» **DATA TO USE**

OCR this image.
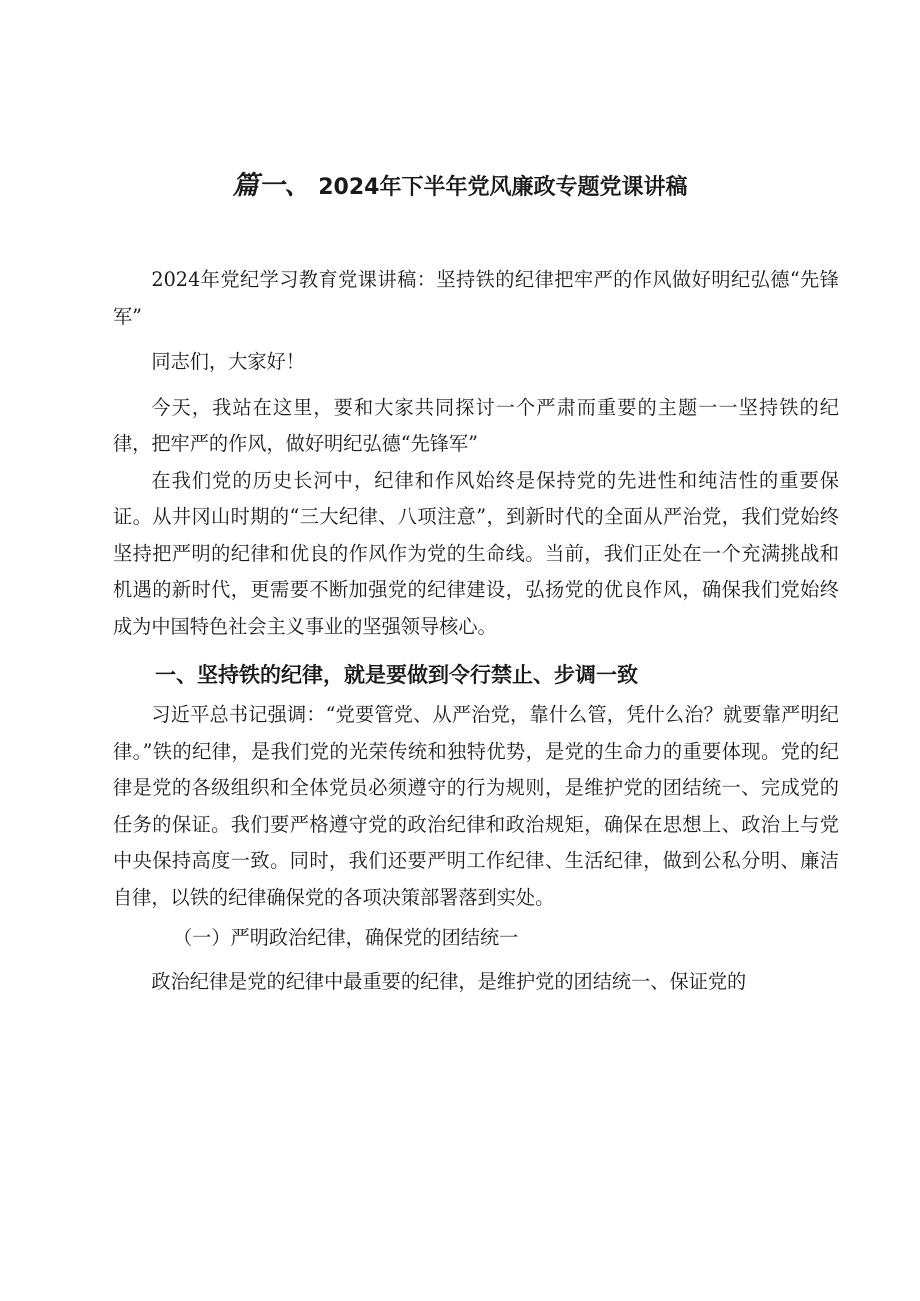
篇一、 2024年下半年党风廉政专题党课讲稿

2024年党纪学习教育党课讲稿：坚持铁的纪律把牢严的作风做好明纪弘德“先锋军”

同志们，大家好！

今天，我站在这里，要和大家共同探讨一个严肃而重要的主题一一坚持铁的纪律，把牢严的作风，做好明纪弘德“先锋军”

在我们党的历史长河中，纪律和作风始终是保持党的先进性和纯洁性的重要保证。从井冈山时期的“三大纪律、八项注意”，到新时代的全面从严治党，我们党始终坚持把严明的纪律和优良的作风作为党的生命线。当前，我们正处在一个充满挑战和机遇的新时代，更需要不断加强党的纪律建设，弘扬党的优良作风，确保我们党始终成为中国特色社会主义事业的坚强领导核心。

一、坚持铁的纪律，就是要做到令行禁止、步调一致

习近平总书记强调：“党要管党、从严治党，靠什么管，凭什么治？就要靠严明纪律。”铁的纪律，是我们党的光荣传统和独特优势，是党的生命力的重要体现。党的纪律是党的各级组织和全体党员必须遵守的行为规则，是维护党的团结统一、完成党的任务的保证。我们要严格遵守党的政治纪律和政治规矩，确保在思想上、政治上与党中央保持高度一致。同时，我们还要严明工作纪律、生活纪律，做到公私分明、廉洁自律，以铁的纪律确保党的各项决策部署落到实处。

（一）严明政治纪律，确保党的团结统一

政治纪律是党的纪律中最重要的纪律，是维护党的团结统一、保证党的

---

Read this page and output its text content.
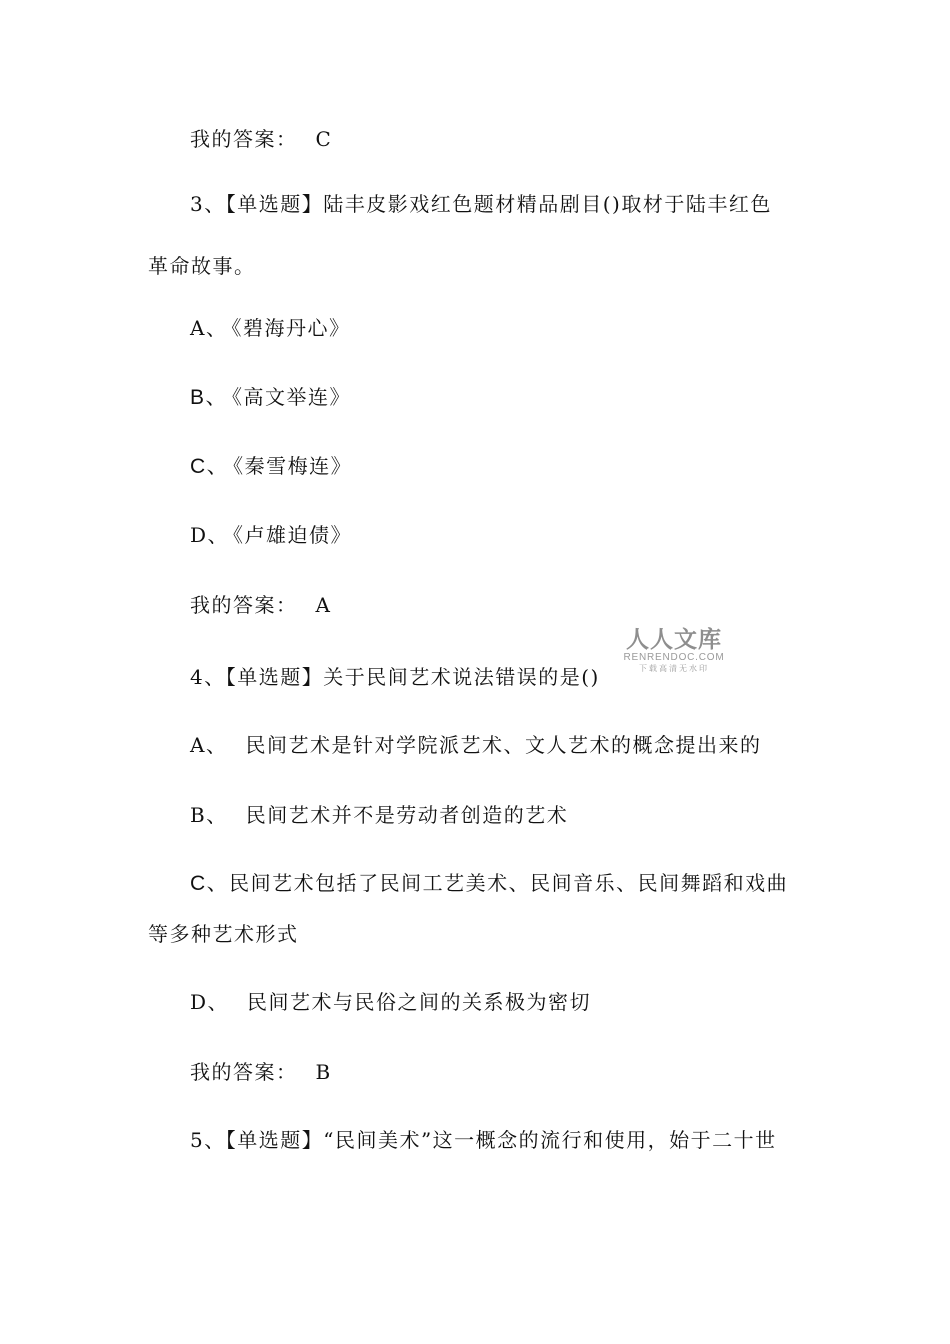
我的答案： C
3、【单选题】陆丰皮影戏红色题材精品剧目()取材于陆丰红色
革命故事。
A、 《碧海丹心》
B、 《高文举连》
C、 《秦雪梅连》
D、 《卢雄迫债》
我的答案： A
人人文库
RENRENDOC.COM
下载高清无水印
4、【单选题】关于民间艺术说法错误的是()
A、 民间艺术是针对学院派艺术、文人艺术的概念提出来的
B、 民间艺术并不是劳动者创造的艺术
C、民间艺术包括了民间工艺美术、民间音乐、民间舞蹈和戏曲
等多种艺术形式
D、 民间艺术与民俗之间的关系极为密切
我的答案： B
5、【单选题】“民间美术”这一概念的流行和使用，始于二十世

* * *

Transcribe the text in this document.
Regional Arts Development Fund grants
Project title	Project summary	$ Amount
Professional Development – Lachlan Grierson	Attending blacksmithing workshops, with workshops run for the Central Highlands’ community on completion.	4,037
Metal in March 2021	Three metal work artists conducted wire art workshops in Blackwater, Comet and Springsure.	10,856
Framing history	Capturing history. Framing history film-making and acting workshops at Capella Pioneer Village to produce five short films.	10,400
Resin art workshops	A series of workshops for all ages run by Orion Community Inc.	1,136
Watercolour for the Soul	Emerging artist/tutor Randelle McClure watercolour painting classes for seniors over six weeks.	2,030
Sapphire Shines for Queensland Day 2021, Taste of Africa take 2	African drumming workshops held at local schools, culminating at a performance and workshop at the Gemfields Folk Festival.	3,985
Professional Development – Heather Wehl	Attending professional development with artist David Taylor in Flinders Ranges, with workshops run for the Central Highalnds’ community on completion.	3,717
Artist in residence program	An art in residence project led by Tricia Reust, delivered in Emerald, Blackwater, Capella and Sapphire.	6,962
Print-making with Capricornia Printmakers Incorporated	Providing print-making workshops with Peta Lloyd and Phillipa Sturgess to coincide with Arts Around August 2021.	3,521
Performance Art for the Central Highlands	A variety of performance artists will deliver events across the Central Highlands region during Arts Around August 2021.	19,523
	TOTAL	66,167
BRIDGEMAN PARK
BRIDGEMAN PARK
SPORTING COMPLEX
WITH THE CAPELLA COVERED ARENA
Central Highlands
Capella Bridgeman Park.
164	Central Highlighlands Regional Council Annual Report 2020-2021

» **WRITTEN EXERCISE**
Go through the listing above line by line and say how many lines hold the word "Arts". Reply with that number only.

» **ANSWER TO THE TASK**
3